EXERCISE DESCRIPTION
Give a verbatim quotation of every record.

---*---

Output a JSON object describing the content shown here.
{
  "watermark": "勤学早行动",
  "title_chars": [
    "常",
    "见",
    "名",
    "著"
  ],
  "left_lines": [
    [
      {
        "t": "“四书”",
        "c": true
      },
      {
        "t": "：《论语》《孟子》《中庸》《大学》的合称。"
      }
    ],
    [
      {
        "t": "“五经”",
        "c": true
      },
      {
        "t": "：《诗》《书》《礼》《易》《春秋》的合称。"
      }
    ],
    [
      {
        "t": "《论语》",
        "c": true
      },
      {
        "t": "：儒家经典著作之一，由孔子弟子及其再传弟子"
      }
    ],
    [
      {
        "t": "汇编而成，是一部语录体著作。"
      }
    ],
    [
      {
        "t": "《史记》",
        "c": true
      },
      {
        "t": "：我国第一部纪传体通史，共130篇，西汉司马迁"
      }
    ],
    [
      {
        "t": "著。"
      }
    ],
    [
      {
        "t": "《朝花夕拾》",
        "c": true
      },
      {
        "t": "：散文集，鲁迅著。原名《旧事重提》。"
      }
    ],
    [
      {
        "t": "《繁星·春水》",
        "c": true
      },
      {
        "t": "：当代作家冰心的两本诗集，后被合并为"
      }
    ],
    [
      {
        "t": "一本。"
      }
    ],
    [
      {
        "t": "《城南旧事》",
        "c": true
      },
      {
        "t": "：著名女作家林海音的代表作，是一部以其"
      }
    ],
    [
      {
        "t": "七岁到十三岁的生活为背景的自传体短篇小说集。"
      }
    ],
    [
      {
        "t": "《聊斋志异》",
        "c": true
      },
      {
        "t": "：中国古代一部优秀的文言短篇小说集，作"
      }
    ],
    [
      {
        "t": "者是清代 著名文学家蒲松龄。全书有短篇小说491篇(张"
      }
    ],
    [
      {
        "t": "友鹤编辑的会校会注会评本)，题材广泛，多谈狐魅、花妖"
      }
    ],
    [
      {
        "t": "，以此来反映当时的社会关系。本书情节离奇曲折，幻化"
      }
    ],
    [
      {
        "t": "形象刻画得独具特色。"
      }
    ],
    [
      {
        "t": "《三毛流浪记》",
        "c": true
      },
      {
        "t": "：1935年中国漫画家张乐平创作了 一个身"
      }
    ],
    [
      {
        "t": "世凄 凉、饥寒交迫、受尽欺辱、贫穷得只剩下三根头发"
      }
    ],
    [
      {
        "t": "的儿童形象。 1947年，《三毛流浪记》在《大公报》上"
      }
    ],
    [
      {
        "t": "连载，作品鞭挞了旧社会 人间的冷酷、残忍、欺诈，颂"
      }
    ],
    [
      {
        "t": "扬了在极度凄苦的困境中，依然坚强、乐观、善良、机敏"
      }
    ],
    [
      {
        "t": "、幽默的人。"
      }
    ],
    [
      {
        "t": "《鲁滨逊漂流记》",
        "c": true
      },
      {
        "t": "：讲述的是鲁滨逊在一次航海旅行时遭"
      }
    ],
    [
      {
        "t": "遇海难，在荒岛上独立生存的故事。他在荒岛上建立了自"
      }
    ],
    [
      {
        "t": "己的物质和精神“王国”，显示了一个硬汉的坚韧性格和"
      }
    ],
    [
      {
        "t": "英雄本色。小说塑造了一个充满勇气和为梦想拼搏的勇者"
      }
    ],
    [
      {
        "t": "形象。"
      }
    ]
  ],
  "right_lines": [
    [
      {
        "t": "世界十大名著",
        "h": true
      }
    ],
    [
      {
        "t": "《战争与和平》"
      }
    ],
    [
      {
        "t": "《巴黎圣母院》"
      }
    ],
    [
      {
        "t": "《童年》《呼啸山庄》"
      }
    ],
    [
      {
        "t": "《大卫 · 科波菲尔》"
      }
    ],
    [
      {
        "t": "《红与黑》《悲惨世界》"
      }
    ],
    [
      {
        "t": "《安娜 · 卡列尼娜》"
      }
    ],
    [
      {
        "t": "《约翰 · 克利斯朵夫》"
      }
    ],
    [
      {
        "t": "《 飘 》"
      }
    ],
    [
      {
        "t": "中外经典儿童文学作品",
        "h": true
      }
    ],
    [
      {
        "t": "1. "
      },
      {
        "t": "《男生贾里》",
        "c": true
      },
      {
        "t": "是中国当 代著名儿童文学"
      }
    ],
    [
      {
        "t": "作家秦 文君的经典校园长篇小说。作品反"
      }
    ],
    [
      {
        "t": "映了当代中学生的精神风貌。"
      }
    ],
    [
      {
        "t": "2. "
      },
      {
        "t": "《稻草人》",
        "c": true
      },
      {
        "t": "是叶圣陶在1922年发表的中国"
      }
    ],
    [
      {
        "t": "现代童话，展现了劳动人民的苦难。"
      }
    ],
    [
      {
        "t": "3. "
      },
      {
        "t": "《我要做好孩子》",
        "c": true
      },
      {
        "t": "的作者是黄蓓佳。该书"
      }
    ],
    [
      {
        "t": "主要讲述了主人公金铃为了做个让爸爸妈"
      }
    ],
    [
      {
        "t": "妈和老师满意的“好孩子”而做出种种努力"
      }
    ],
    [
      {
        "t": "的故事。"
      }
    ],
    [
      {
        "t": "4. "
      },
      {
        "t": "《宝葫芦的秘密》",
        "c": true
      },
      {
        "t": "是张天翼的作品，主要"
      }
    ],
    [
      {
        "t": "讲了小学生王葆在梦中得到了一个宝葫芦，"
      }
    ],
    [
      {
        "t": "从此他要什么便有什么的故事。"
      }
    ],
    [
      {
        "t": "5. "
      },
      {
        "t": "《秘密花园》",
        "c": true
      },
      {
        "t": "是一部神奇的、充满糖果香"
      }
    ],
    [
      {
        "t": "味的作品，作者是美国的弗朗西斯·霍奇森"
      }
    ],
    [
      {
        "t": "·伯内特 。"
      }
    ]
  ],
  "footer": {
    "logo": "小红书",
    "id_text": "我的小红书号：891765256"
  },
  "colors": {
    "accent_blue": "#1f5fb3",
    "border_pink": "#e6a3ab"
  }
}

---*---

WRITTEN SOLUTION
Output a JSON object describing the content shown here.
{
  "watermark": "勤学早行动",
  "title_chars": [
    "常",
    "见",
    "名",
    "著"
  ],
  "left_lines": [
    [
      {
        "t": "“四书”",
        "c": true
      },
      {
        "t": "：《论语》《孟子》《中庸》《大学》的合称。"
      }
    ],
    [
      {
        "t": "“五经”",
        "c": true
      },
      {
        "t": "：《诗》《书》《礼》《易》《春秋》的合称。"
      }
    ],
    [
      {
        "t": "《论语》",
        "c": true
      },
      {
        "t": "：儒家经典著作之一，由孔子弟子及其再传弟子"
      }
    ],
    [
      {
        "t": "汇编而成，是一部语录体著作。"
      }
    ],
    [
      {
        "t": "《史记》",
        "c": true
      },
      {
        "t": "：我国第一部纪传体通史，共130篇，西汉司马迁"
      }
    ],
    [
      {
        "t": "著。"
      }
    ],
    [
      {
        "t": "《朝花夕拾》",
        "c": true
      },
      {
        "t": "：散文集，鲁迅著。原名《旧事重提》。"
      }
    ],
    [
      {
        "t": "《繁星·春水》",
        "c": true
      },
      {
        "t": "：当代作家冰心的两本诗集，后被合并为"
      }
    ],
    [
      {
        "t": "一本。"
      }
    ],
    [
      {
        "t": "《城南旧事》",
        "c": true
      },
      {
        "t": "：著名女作家林海音的代表作，是一部以其"
      }
    ],
    [
      {
        "t": "七岁到十三岁的生活为背景的自传体短篇小说集。"
      }
    ],
    [
      {
        "t": "《聊斋志异》",
        "c": true
      },
      {
        "t": "：中国古代一部优秀的文言短篇小说集，作"
      }
    ],
    [
      {
        "t": "者是清代 著名文学家蒲松龄。全书有短篇小说491篇(张"
      }
    ],
    [
      {
        "t": "友鹤编辑的会校会注会评本)，题材广泛，多谈狐魅、花妖"
      }
    ],
    [
      {
        "t": "，以此来反映当时的社会关系。本书情节离奇曲折，幻化"
      }
    ],
    [
      {
        "t": "形象刻画得独具特色。"
      }
    ],
    [
      {
        "t": "《三毛流浪记》",
        "c": true
      },
      {
        "t": "：1935年中国漫画家张乐平创作了 一个身"
      }
    ],
    [
      {
        "t": "世凄 凉、饥寒交迫、受尽欺辱、贫穷得只剩下三根头发"
      }
    ],
    [
      {
        "t": "的儿童形象。 1947年，《三毛流浪记》在《大公报》上"
      }
    ],
    [
      {
        "t": "连载，作品鞭挞了旧社会 人间的冷酷、残忍、欺诈，颂"
      }
    ],
    [
      {
        "t": "扬了在极度凄苦的困境中，依然坚强、乐观、善良、机敏"
      }
    ],
    [
      {
        "t": "、幽默的人。"
      }
    ],
    [
      {
        "t": "《鲁滨逊漂流记》",
        "c": true
      },
      {
        "t": "：讲述的是鲁滨逊在一次航海旅行时遭"
      }
    ],
    [
      {
        "t": "遇海难，在荒岛上独立生存的故事。他在荒岛上建立了自"
      }
    ],
    [
      {
        "t": "己的物质和精神“王国”，显示了一个硬汉的坚韧性格和"
      }
    ],
    [
      {
        "t": "英雄本色。小说塑造了一个充满勇气和为梦想拼搏的勇者"
      }
    ],
    [
      {
        "t": "形象。"
      }
    ]
  ],
  "right_lines": [
    [
      {
        "t": "世界十大名著",
        "h": true
      }
    ],
    [
      {
        "t": "《战争与和平》"
      }
    ],
    [
      {
        "t": "《巴黎圣母院》"
      }
    ],
    [
      {
        "t": "《童年》《呼啸山庄》"
      }
    ],
    [
      {
        "t": "《大卫 · 科波菲尔》"
      }
    ],
    [
      {
        "t": "《红与黑》《悲惨世界》"
      }
    ],
    [
      {
        "t": "《安娜 · 卡列尼娜》"
      }
    ],
    [
      {
        "t": "《约翰 · 克利斯朵夫》"
      }
    ],
    [
      {
        "t": "《 飘 》"
      }
    ],
    [
      {
        "t": "中外经典儿童文学作品",
        "h": true
      }
    ],
    [
      {
        "t": "1. "
      },
      {
        "t": "《男生贾里》",
        "c": true
      },
      {
        "t": "是中国当 代著名儿童文学"
      }
    ],
    [
      {
        "t": "作家秦 文君的经典校园长篇小说。作品反"
      }
    ],
    [
      {
        "t": "映了当代中学生的精神风貌。"
      }
    ],
    [
      {
        "t": "2. "
      },
      {
        "t": "《稻草人》",
        "c": true
      },
      {
        "t": "是叶圣陶在1922年发表的中国"
      }
    ],
    [
      {
        "t": "现代童话，展现了劳动人民的苦难。"
      }
    ],
    [
      {
        "t": "3. "
      },
      {
        "t": "《我要做好孩子》",
        "c": true
      },
      {
        "t": "的作者是黄蓓佳。该书"
      }
    ],
    [
      {
        "t": "主要讲述了主人公金铃为了做个让爸爸妈"
      }
    ],
    [
      {
        "t": "妈和老师满意的“好孩子”而做出种种努力"
      }
    ],
    [
      {
        "t": "的故事。"
      }
    ],
    [
      {
        "t": "4. "
      },
      {
        "t": "《宝葫芦的秘密》",
        "c": true
      },
      {
        "t": "是张天翼的作品，主要"
      }
    ],
    [
      {
        "t": "讲了小学生王葆在梦中得到了一个宝葫芦，"
      }
    ],
    [
      {
        "t": "从此他要什么便有什么的故事。"
      }
    ],
    [
      {
        "t": "5. "
      },
      {
        "t": "《秘密花园》",
        "c": true
      },
      {
        "t": "是一部神奇的、充满糖果香"
      }
    ],
    [
      {
        "t": "味的作品，作者是美国的弗朗西斯·霍奇森"
      }
    ],
    [
      {
        "t": "·伯内特 。"
      }
    ]
  ],
  "footer": {
    "logo": "小红书",
    "id_text": "我的小红书号：891765256"
  },
  "colors": {
    "accent_blue": "#1f5fb3",
    "border_pink": "#e6a3ab"
  }
}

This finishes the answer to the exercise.